== Records for this exercise
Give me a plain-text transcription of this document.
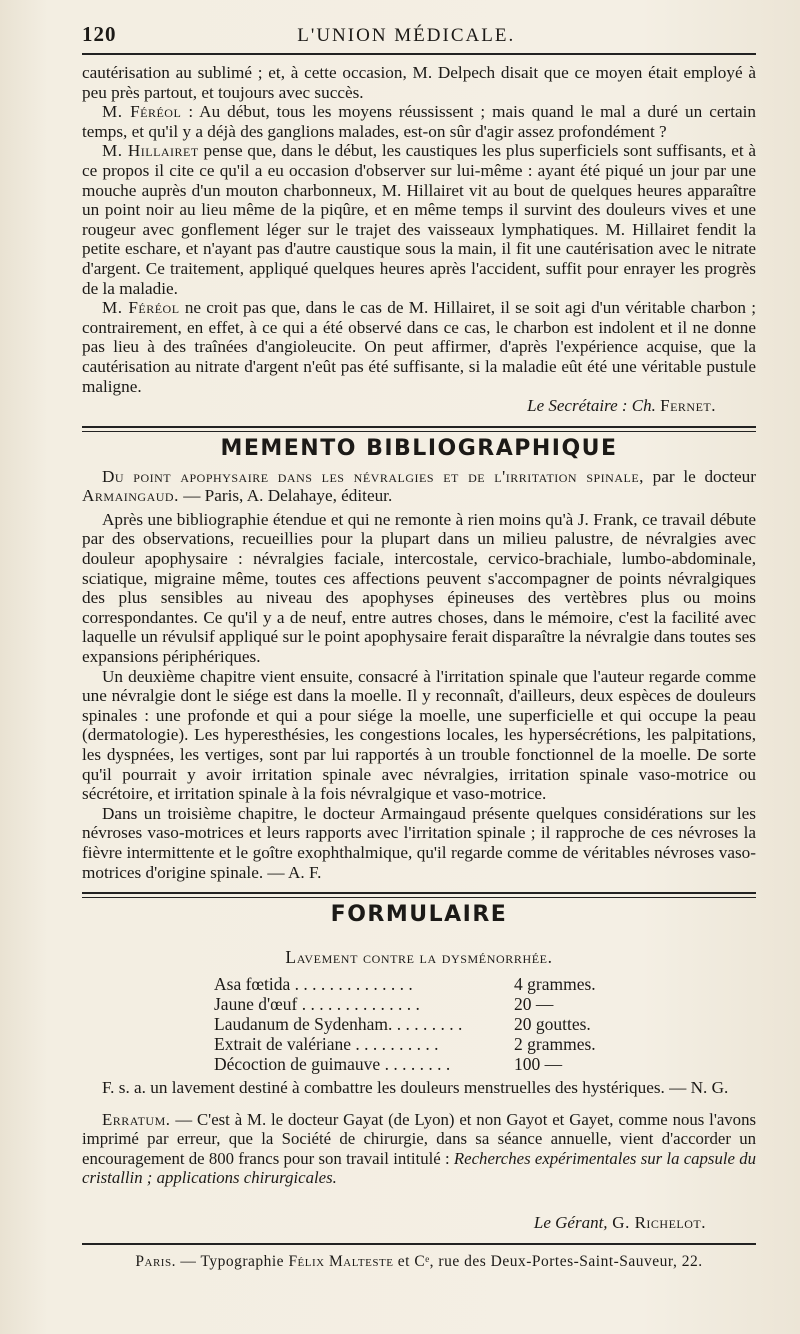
120	L'UNION MÉDICALE.

cautérisation au sublimé ; et, à cette occasion, M. Delpech disait que ce moyen était employé à peu près partout, et toujours avec succès.

M. Féréol : Au début, tous les moyens réussissent ; mais quand le mal a duré un certain temps, et qu'il y a déjà des ganglions malades, est-on sûr d'agir assez profondément ?

M. Hillairet pense que, dans le début, les caustiques les plus superficiels sont suffisants, et à ce propos il cite ce qu'il a eu occasion d'observer sur lui-même : ayant été piqué un jour par une mouche auprès d'un mouton charbonneux, M. Hillairet vit au bout de quelques heures apparaître un point noir au lieu même de la piqûre, et en même temps il survint des douleurs vives et une rougeur avec gonflement léger sur le trajet des vaisseaux lymphatiques. M. Hillairet fendit la petite eschare, et n'ayant pas d'autre caustique sous la main, il fit une cautérisation avec le nitrate d'argent. Ce traitement, appliqué quelques heures après l'accident, suffit pour enrayer les progrès de la maladie.

M. Féréol ne croit pas que, dans le cas de M. Hillairet, il se soit agi d'un véritable charbon ; contrairement, en effet, à ce qui a été observé dans ce cas, le charbon est indolent et il ne donne pas lieu à des traînées d'angioleucite. On peut affirmer, d'après l'expérience acquise, que la cautérisation au nitrate d'argent n'eût pas été suffisante, si la maladie eût été une véritable pustule maligne.

Le Secrétaire : Ch. Fernet.
MEMENTO BIBLIOGRAPHIQUE

Du point apophysaire dans les névralgies et de l'irritation spinale, par le docteur Armaingaud. — Paris, A. Delahaye, éditeur.

Après une bibliographie étendue et qui ne remonte à rien moins qu'à J. Frank, ce travail débute par des observations, recueillies pour la plupart dans un milieu palustre, de névralgies avec douleur apophysaire : névralgies faciale, intercostale, cervico-brachiale, lumbo-abdominale, sciatique, migraine même, toutes ces affections peuvent s'accompagner de points névralgiques des plus sensibles au niveau des apophyses épineuses des vertèbres plus ou moins correspondantes. Ce qu'il y a de neuf, entre autres choses, dans le mémoire, c'est la facilité avec laquelle un révulsif appliqué sur le point apophysaire ferait disparaître la névralgie dans toutes ses expansions périphériques.

Un deuxième chapitre vient ensuite, consacré à l'irritation spinale que l'auteur regarde comme une névralgie dont le siége est dans la moelle. Il y reconnaît, d'ailleurs, deux espèces de douleurs spinales : une profonde et qui a pour siége la moelle, une superficielle et qui occupe la peau (dermatologie). Les hyperesthésies, les congestions locales, les hypersécrétions, les palpitations, les dyspnées, les vertiges, sont par lui rapportés à un trouble fonctionnel de la moelle. De sorte qu'il pourrait y avoir irritation spinale avec névralgies, irritation spinale vaso-motrice ou sécrétoire, et irritation spinale à la fois névralgique et vaso-motrice.

Dans un troisième chapitre, le docteur Armaingaud présente quelques considérations sur les névroses vaso-motrices et leurs rapports avec l'irritation spinale ; il rapproche de ces névroses la fièvre intermittente et le goître exophthalmique, qu'il regarde comme de véritables névroses vaso-motrices d'origine spinale. — A. F.

FORMULAIRE
Lavement contre la dysménorrhée.
Asa fœtida . . . . . . . . . . . . . .	4 grammes.
Jaune d'œuf . . . . . . . . . . . . . .	20 —
Laudanum de Sydenham. . . . . . . . .	20 gouttes.
Extrait de valériane . . . . . . . . . .	2 grammes.
Décoction de guimauve . . . . . . . .	100 —

F. s. a. un lavement destiné à combattre les douleurs menstruelles des hystériques. — N. G.

Erratum. — C'est à M. le docteur Gayat (de Lyon) et non Gayot et Gayet, comme nous l'avons imprimé par erreur, que la Société de chirurgie, dans sa séance annuelle, vient d'accorder un encouragement de 800 francs pour son travail intitulé : Recherches expérimentales sur la capsule du cristallin ; applications chirurgicales.

Le Gérant, G. Richelot.
Paris. — Typographie Félix Malteste et Cᵉ, rue des Deux-Portes-Saint-Sauveur, 22.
====
Your instructions: Every record above must be given again exactly; drop the pictures.

Output of the exercise:
Give me a plain-text transcription of this document.
120	L'UNION MÉDICALE.

cautérisation au sublimé ; et, à cette occasion, M. Delpech disait que ce moyen était employé à peu près partout, et toujours avec succès.

M. Féréol : Au début, tous les moyens réussissent ; mais quand le mal a duré un certain temps, et qu'il y a déjà des ganglions malades, est-on sûr d'agir assez profondément ?

M. Hillairet pense que, dans le début, les caustiques les plus superficiels sont suffisants, et à ce propos il cite ce qu'il a eu occasion d'observer sur lui-même : ayant été piqué un jour par une mouche auprès d'un mouton charbonneux, M. Hillairet vit au bout de quelques heures apparaître un point noir au lieu même de la piqûre, et en même temps il survint des douleurs vives et une rougeur avec gonflement léger sur le trajet des vaisseaux lymphatiques. M. Hillairet fendit la petite eschare, et n'ayant pas d'autre caustique sous la main, il fit une cautérisation avec le nitrate d'argent. Ce traitement, appliqué quelques heures après l'accident, suffit pour enrayer les progrès de la maladie.

M. Féréol ne croit pas que, dans le cas de M. Hillairet, il se soit agi d'un véritable charbon ; contrairement, en effet, à ce qui a été observé dans ce cas, le charbon est indolent et il ne donne pas lieu à des traînées d'angioleucite. On peut affirmer, d'après l'expérience acquise, que la cautérisation au nitrate d'argent n'eût pas été suffisante, si la maladie eût été une véritable pustule maligne.

Le Secrétaire : Ch. Fernet.
MEMENTO BIBLIOGRAPHIQUE

Du point apophysaire dans les névralgies et de l'irritation spinale, par le docteur Armaingaud. — Paris, A. Delahaye, éditeur.

Après une bibliographie étendue et qui ne remonte à rien moins qu'à J. Frank, ce travail débute par des observations, recueillies pour la plupart dans un milieu palustre, de névralgies avec douleur apophysaire : névralgies faciale, intercostale, cervico-brachiale, lumbo-abdominale, sciatique, migraine même, toutes ces affections peuvent s'accompagner de points névralgiques des plus sensibles au niveau des apophyses épineuses des vertèbres plus ou moins correspondantes. Ce qu'il y a de neuf, entre autres choses, dans le mémoire, c'est la facilité avec laquelle un révulsif appliqué sur le point apophysaire ferait disparaître la névralgie dans toutes ses expansions périphériques.

Un deuxième chapitre vient ensuite, consacré à l'irritation spinale que l'auteur regarde comme une névralgie dont le siége est dans la moelle. Il y reconnaît, d'ailleurs, deux espèces de douleurs spinales : une profonde et qui a pour siége la moelle, une superficielle et qui occupe la peau (dermatologie). Les hyperesthésies, les congestions locales, les hypersécrétions, les palpitations, les dyspnées, les vertiges, sont par lui rapportés à un trouble fonctionnel de la moelle. De sorte qu'il pourrait y avoir irritation spinale avec névralgies, irritation spinale vaso-motrice ou sécrétoire, et irritation spinale à la fois névralgique et vaso-motrice.

Dans un troisième chapitre, le docteur Armaingaud présente quelques considérations sur les névroses vaso-motrices et leurs rapports avec l'irritation spinale ; il rapproche de ces névroses la fièvre intermittente et le goître exophthalmique, qu'il regarde comme de véritables névroses vaso-motrices d'origine spinale. — A. F.

FORMULAIRE
Lavement contre la dysménorrhée.
Asa fœtida . . . . . . . . . . . . . .	4 grammes.
Jaune d'œuf . . . . . . . . . . . . . .	20 —
Laudanum de Sydenham. . . . . . . . .	20 gouttes.
Extrait de valériane . . . . . . . . . .	2 grammes.
Décoction de guimauve . . . . . . . .	100 —

F. s. a. un lavement destiné à combattre les douleurs menstruelles des hystériques. — N. G.

Erratum. — C'est à M. le docteur Gayat (de Lyon) et non Gayot et Gayet, comme nous l'avons imprimé par erreur, que la Société de chirurgie, dans sa séance annuelle, vient d'accorder un encouragement de 800 francs pour son travail intitulé : Recherches expérimentales sur la capsule du cristallin ; applications chirurgicales.

Le Gérant, G. Richelot.
Paris. — Typographie Félix Malteste et Cᵉ, rue des Deux-Portes-Saint-Sauveur, 22.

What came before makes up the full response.